== DIRECTIONS FOR THIS TASK ==
Each line that contains the word "therefore" counts once; give the total for the records below and nothing else.

== Collected data ==
|---|

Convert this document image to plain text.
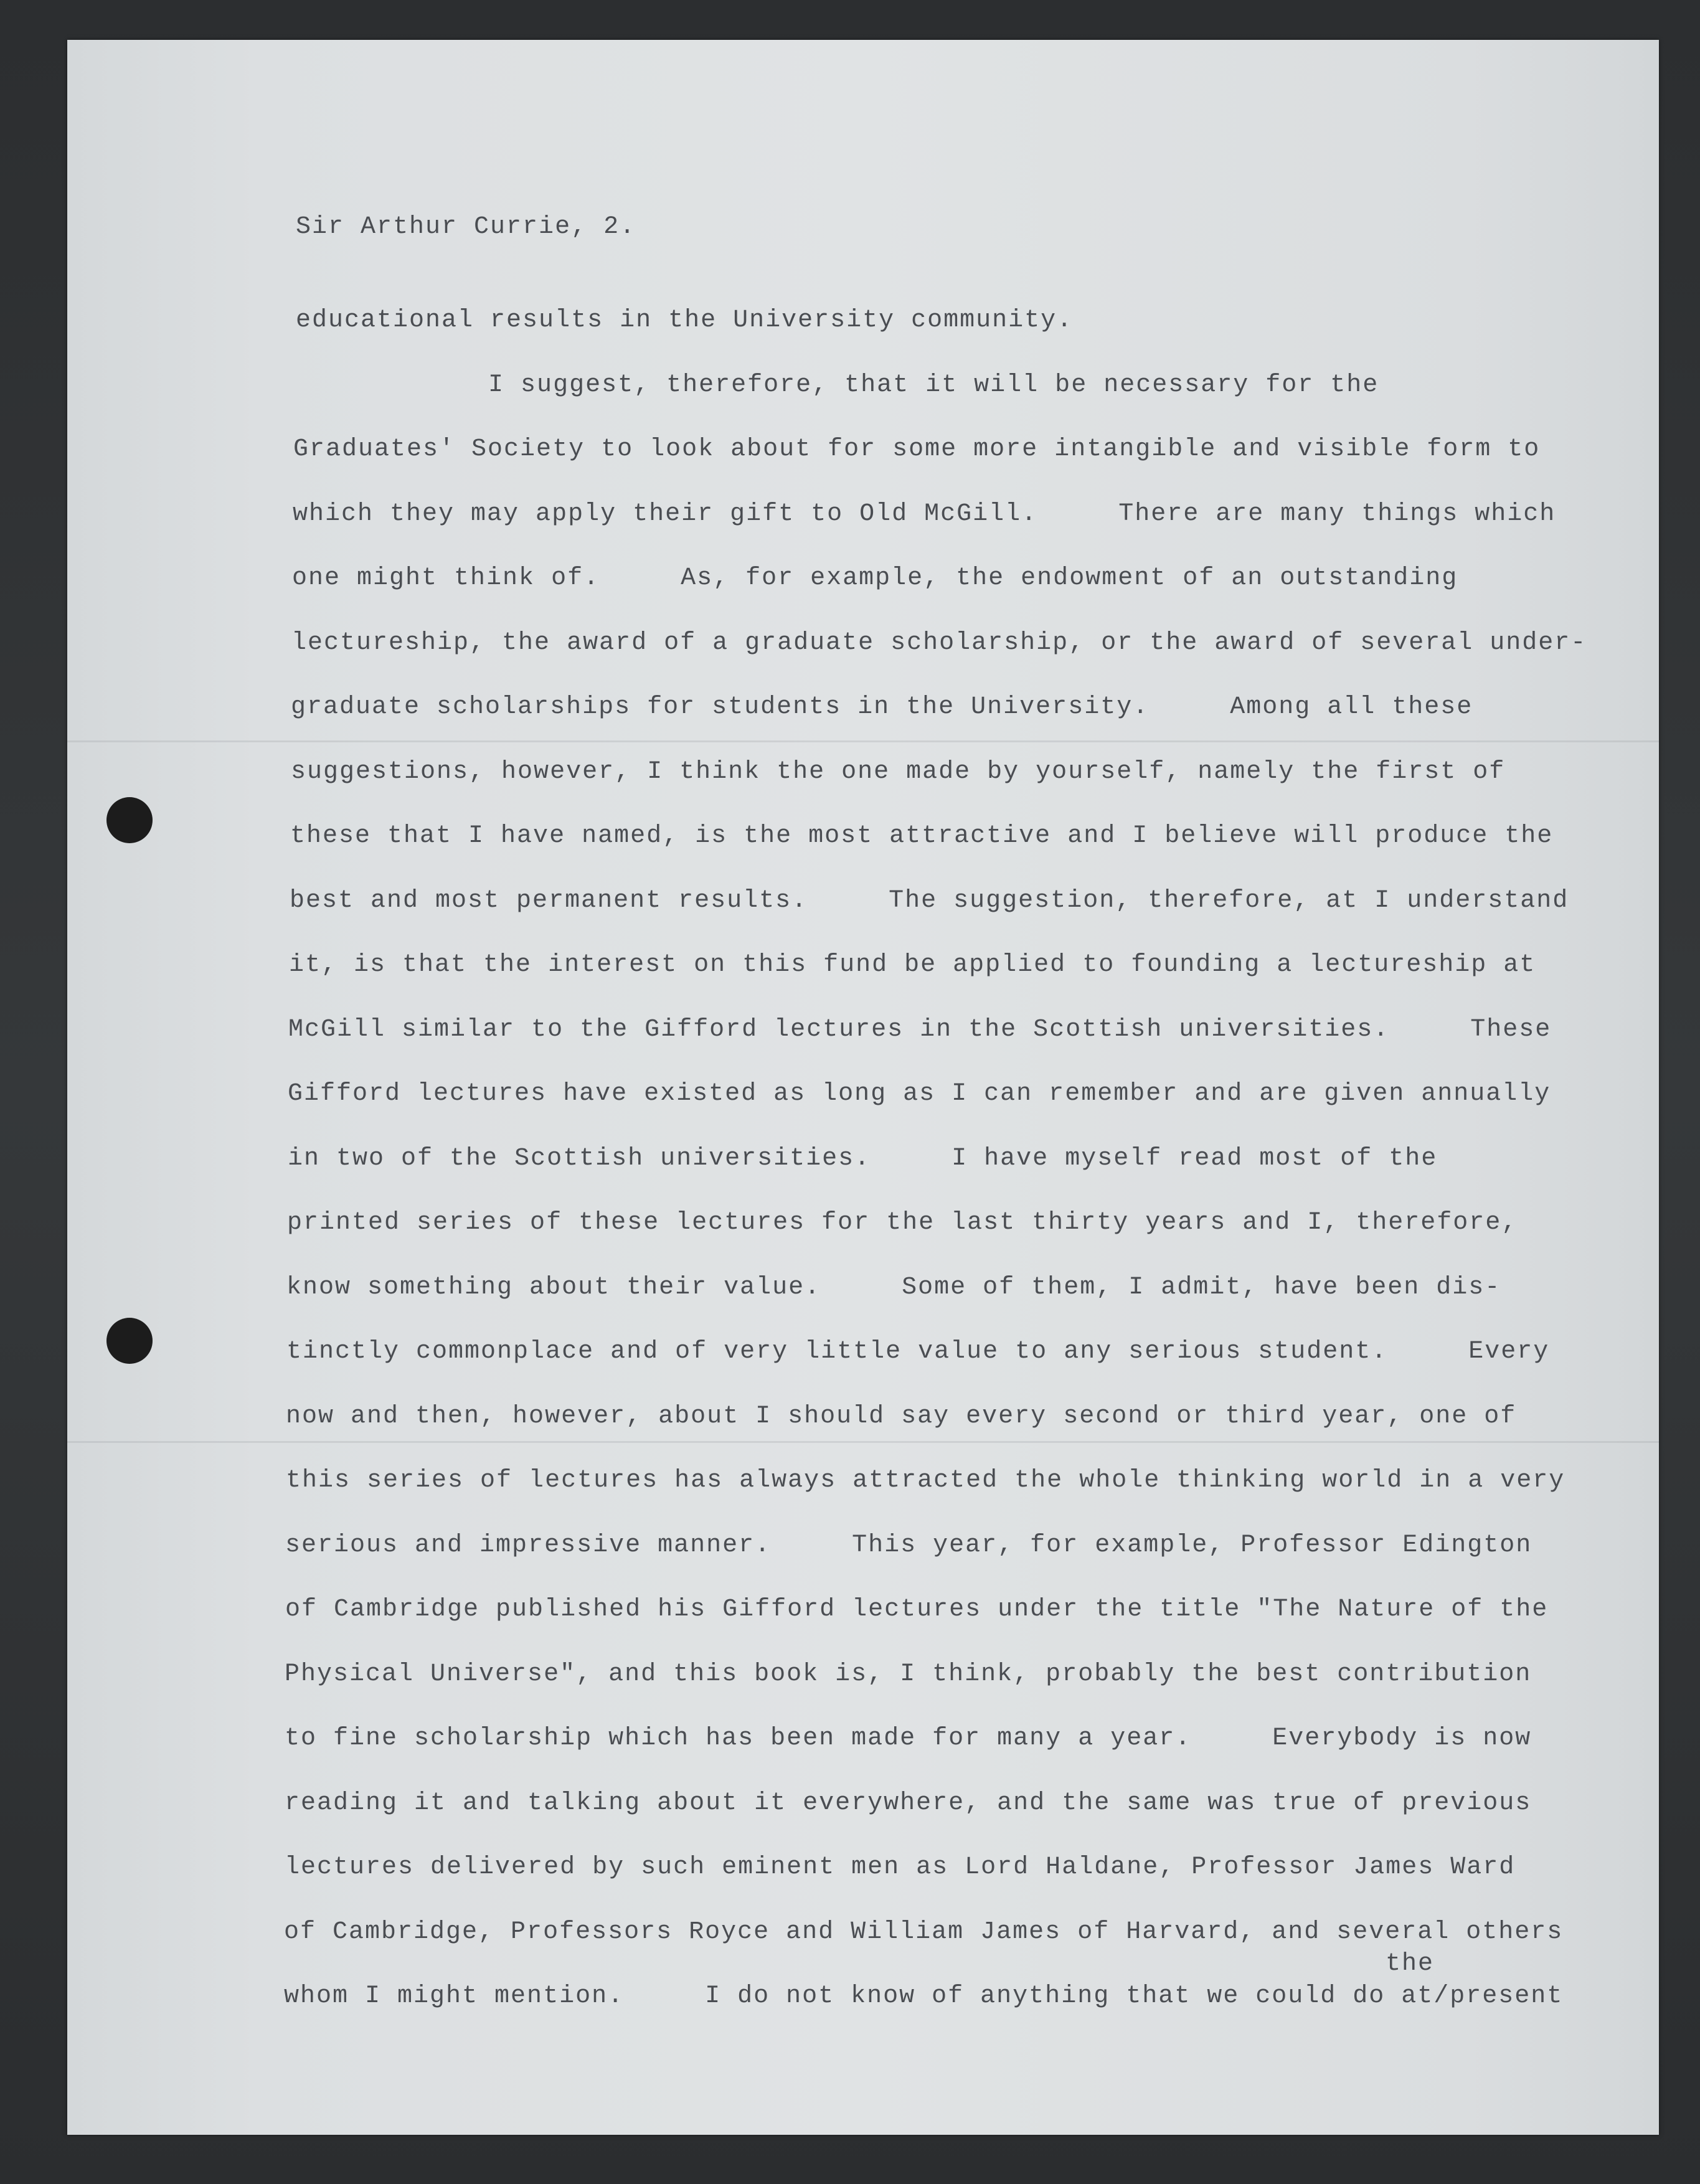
Sir Arthur Currie, 2.
educational results in the University community.
I suggest, therefore, that it will be necessary for the
Graduates' Society to look about for some more intangible and visible form to
which they may apply their gift to Old McGill.     There are many things which
one might think of.     As, for example, the endowment of an outstanding
lectureship, the award of a graduate scholarship, or the award of several under-
graduate scholarships for students in the University.     Among all these
suggestions, however, I think the one made by yourself, namely the first of
these that I have named, is the most attractive and I believe will produce the
best and most permanent results.     The suggestion, therefore, at I understand
it, is that the interest on this fund be applied to founding a lectureship at
McGill similar to the Gifford lectures in the Scottish universities.     These
Gifford lectures have existed as long as I can remember and are given annually
in two of the Scottish universities.     I have myself read most of the
printed series of these lectures for the last thirty years and I, therefore,
know something about their value.     Some of them, I admit, have been dis-
tinctly commonplace and of very little value to any serious student.     Every
now and then, however, about I should say every second or third year, one of
this series of lectures has always attracted the whole thinking world in a very
serious and impressive manner.     This year, for example, Professor Edington
of Cambridge published his Gifford lectures under the title "The Nature of the
Physical Universe", and this book is, I think, probably the best contribution
to fine scholarship which has been made for many a year.     Everybody is now
reading it and talking about it everywhere, and the same was true of previous
lectures delivered by such eminent men as Lord Haldane, Professor James Ward
of Cambridge, Professors Royce and William James of Harvard, and several others
whom I might mention.     I do not know of anything that we could do at/present
the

|---|

== CORRECT OUTPUT ==
3